Records from a data source
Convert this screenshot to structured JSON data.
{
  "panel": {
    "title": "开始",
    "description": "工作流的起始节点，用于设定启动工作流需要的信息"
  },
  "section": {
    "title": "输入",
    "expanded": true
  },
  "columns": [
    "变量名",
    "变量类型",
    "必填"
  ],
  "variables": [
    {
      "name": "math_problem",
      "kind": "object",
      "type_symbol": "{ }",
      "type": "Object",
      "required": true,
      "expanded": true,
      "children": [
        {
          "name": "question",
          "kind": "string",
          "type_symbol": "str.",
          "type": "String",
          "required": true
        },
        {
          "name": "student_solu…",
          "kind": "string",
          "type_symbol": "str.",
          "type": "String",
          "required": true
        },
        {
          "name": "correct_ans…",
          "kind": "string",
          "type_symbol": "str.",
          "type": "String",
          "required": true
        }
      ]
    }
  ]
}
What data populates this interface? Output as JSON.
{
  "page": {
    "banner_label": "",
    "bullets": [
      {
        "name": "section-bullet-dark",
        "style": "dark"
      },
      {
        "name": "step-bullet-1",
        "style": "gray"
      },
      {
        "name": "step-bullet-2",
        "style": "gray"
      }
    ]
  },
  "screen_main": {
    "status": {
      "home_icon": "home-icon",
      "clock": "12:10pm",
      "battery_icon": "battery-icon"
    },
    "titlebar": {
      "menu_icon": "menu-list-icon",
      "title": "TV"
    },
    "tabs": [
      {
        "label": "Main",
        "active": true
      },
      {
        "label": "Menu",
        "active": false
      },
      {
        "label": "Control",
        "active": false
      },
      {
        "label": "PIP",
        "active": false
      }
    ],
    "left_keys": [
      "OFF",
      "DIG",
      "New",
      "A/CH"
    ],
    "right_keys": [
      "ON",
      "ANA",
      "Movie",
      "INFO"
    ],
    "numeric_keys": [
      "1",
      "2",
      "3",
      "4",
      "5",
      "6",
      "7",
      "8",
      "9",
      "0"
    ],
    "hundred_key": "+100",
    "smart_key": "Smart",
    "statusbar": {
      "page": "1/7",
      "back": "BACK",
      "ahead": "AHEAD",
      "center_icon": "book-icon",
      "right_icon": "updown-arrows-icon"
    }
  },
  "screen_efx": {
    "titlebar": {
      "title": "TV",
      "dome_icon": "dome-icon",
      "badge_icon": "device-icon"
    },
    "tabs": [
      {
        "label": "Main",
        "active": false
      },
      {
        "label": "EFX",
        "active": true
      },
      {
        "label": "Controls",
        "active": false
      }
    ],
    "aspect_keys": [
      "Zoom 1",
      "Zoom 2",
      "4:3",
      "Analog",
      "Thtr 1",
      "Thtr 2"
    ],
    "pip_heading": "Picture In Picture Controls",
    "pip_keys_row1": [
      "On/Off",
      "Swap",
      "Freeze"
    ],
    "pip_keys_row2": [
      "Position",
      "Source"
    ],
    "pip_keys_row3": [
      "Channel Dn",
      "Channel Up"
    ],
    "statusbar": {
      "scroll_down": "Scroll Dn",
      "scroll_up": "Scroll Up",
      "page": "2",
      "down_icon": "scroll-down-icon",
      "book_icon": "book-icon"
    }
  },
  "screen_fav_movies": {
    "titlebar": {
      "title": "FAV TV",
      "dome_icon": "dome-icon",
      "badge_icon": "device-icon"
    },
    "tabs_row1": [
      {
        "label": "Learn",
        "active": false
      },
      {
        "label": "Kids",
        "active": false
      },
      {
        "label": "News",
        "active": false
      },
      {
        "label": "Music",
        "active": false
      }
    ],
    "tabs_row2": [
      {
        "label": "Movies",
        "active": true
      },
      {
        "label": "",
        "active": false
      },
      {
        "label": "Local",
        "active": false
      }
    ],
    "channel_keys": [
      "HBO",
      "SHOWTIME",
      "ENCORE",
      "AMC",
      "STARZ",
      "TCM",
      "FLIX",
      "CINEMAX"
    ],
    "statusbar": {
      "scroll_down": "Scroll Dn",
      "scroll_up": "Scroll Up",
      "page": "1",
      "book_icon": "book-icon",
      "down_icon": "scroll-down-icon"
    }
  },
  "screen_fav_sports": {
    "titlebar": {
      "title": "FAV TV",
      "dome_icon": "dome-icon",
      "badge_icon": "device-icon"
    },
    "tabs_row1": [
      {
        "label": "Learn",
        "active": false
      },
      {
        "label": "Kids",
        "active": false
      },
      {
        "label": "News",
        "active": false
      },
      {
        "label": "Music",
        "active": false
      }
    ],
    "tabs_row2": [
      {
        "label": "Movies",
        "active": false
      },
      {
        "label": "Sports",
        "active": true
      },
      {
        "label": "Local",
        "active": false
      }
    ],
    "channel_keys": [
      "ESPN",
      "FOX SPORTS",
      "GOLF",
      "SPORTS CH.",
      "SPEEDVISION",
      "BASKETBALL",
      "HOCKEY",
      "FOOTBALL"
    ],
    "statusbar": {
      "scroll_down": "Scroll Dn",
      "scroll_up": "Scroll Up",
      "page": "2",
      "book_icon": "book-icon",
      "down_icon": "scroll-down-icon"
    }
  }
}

WHAT YOU WILL DO: Select and copy every line of the material that holds the string "name".

WORKED SOLUTION:
      "name": "math_problem",
          "name": "question",
          "name": "student_solu…",
          "name": "correct_ans…",
        "name": "section-bullet-dark",
        "name": "step-bullet-1",
        "name": "step-bullet-2",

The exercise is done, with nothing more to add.